Reproduce the data in its entirety, exactly as supplied.

----- ENTRIES SUPPLIED -----

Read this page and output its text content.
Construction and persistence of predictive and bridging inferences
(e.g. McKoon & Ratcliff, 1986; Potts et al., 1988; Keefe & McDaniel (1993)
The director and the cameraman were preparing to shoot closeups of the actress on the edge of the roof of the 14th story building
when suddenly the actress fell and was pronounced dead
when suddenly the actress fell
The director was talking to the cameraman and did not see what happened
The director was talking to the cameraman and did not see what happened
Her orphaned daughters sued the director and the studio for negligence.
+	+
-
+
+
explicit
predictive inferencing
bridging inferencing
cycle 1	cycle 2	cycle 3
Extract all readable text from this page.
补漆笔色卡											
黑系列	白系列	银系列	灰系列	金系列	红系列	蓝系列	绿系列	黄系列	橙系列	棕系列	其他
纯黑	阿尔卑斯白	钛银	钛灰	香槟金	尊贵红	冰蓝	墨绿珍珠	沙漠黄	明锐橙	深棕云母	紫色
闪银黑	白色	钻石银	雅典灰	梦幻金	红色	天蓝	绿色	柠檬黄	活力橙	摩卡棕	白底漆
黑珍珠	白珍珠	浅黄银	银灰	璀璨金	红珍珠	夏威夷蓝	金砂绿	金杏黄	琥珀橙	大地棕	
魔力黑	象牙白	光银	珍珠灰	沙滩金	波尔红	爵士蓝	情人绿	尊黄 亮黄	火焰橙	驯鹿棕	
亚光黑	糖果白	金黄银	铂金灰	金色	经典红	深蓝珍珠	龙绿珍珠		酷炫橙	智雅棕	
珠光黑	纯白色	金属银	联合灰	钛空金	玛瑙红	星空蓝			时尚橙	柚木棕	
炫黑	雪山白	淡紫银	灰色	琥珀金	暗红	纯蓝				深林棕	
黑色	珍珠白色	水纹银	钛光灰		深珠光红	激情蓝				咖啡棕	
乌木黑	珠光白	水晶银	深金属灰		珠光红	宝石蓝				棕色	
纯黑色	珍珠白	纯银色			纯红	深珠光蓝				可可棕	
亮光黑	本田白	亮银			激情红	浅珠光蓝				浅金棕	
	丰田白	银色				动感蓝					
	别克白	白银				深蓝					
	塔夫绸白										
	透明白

-----

# [FINISHED EXERCISE]
Read this page and output its text content.
Construction and persistence of predictive and bridging inferences
(e.g. McKoon & Ratcliff, 1986; Potts et al., 1988; Keefe & McDaniel (1993)
The director and the cameraman were preparing to shoot closeups of the actress on the edge of the roof of the 14th story building
when suddenly the actress fell and was pronounced dead
when suddenly the actress fell
The director was talking to the cameraman and did not see what happened
The director was talking to the cameraman and did not see what happened
Her orphaned daughters sued the director and the studio for negligence.
+	+
-
+
+
explicit
predictive inferencing
bridging inferencing
cycle 1	cycle 2	cycle 3
Extract all readable text from this page.
补漆笔色卡											
黑系列	白系列	银系列	灰系列	金系列	红系列	蓝系列	绿系列	黄系列	橙系列	棕系列	其他
纯黑	阿尔卑斯白	钛银	钛灰	香槟金	尊贵红	冰蓝	墨绿珍珠	沙漠黄	明锐橙	深棕云母	紫色
闪银黑	白色	钻石银	雅典灰	梦幻金	红色	天蓝	绿色	柠檬黄	活力橙	摩卡棕	白底漆
黑珍珠	白珍珠	浅黄银	银灰	璀璨金	红珍珠	夏威夷蓝	金砂绿	金杏黄	琥珀橙	大地棕	
魔力黑	象牙白	光银	珍珠灰	沙滩金	波尔红	爵士蓝	情人绿	尊黄 亮黄	火焰橙	驯鹿棕	
亚光黑	糖果白	金黄银	铂金灰	金色	经典红	深蓝珍珠	龙绿珍珠		酷炫橙	智雅棕	
珠光黑	纯白色	金属银	联合灰	钛空金	玛瑙红	星空蓝			时尚橙	柚木棕	
炫黑	雪山白	淡紫银	灰色	琥珀金	暗红	纯蓝				深林棕	
黑色	珍珠白色	水纹银	钛光灰		深珠光红	激情蓝				咖啡棕	
乌木黑	珠光白	水晶银	深金属灰		珠光红	宝石蓝				棕色	
纯黑色	珍珠白	纯银色			纯红	深珠光蓝				可可棕	
亮光黑	本田白	亮银			激情红	浅珠光蓝				浅金棕	
	丰田白	银色				动感蓝					
	别克白	白银				深蓝					
	塔夫绸白										
	透明白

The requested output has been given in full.